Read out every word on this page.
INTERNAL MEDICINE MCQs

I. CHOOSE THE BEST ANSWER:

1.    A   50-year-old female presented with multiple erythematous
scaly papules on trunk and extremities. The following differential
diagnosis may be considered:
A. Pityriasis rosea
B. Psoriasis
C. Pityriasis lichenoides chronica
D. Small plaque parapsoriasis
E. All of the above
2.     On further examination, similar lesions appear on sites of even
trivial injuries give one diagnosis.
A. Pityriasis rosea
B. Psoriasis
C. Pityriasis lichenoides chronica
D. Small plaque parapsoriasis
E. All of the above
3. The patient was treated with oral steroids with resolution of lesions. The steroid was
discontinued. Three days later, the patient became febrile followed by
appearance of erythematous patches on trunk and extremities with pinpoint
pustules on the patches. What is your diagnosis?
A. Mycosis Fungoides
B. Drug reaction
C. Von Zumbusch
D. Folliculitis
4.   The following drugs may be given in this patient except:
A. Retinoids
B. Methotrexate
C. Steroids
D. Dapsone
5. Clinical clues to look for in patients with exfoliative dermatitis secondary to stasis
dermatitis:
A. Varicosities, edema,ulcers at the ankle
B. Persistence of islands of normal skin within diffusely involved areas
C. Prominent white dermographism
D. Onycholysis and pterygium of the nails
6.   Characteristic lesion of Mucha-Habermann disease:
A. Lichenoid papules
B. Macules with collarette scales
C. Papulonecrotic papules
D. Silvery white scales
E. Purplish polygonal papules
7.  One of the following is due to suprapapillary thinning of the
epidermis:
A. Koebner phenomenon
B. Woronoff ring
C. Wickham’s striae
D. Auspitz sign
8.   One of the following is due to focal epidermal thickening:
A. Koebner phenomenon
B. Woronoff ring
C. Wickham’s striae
----
=== DIRECTIONS FOR THIS TASK ===
Set down the listing in full, keeping every word exactly as it is.

=== COMPLETED EXERCISE ===
Read out every word on this page.
INTERNAL MEDICINE MCQs

I. CHOOSE THE BEST ANSWER:

1.    A   50-year-old female presented with multiple erythematous
scaly papules on trunk and extremities. The following differential
diagnosis may be considered:
A. Pityriasis rosea
B. Psoriasis
C. Pityriasis lichenoides chronica
D. Small plaque parapsoriasis
E. All of the above
2.     On further examination, similar lesions appear on sites of even
trivial injuries give one diagnosis.
A. Pityriasis rosea
B. Psoriasis
C. Pityriasis lichenoides chronica
D. Small plaque parapsoriasis
E. All of the above
3. The patient was treated with oral steroids with resolution of lesions. The steroid was
discontinued. Three days later, the patient became febrile followed by
appearance of erythematous patches on trunk and extremities with pinpoint
pustules on the patches. What is your diagnosis?
A. Mycosis Fungoides
B. Drug reaction
C. Von Zumbusch
D. Folliculitis
4.   The following drugs may be given in this patient except:
A. Retinoids
B. Methotrexate
C. Steroids
D. Dapsone
5. Clinical clues to look for in patients with exfoliative dermatitis secondary to stasis
dermatitis:
A. Varicosities, edema,ulcers at the ankle
B. Persistence of islands of normal skin within diffusely involved areas
C. Prominent white dermographism
D. Onycholysis and pterygium of the nails
6.   Characteristic lesion of Mucha-Habermann disease:
A. Lichenoid papules
B. Macules with collarette scales
C. Papulonecrotic papules
D. Silvery white scales
E. Purplish polygonal papules
7.  One of the following is due to suprapapillary thinning of the
epidermis:
A. Koebner phenomenon
B. Woronoff ring
C. Wickham’s striae
D. Auspitz sign
8.   One of the following is due to focal epidermal thickening:
A. Koebner phenomenon
B. Woronoff ring
C. Wickham’s striae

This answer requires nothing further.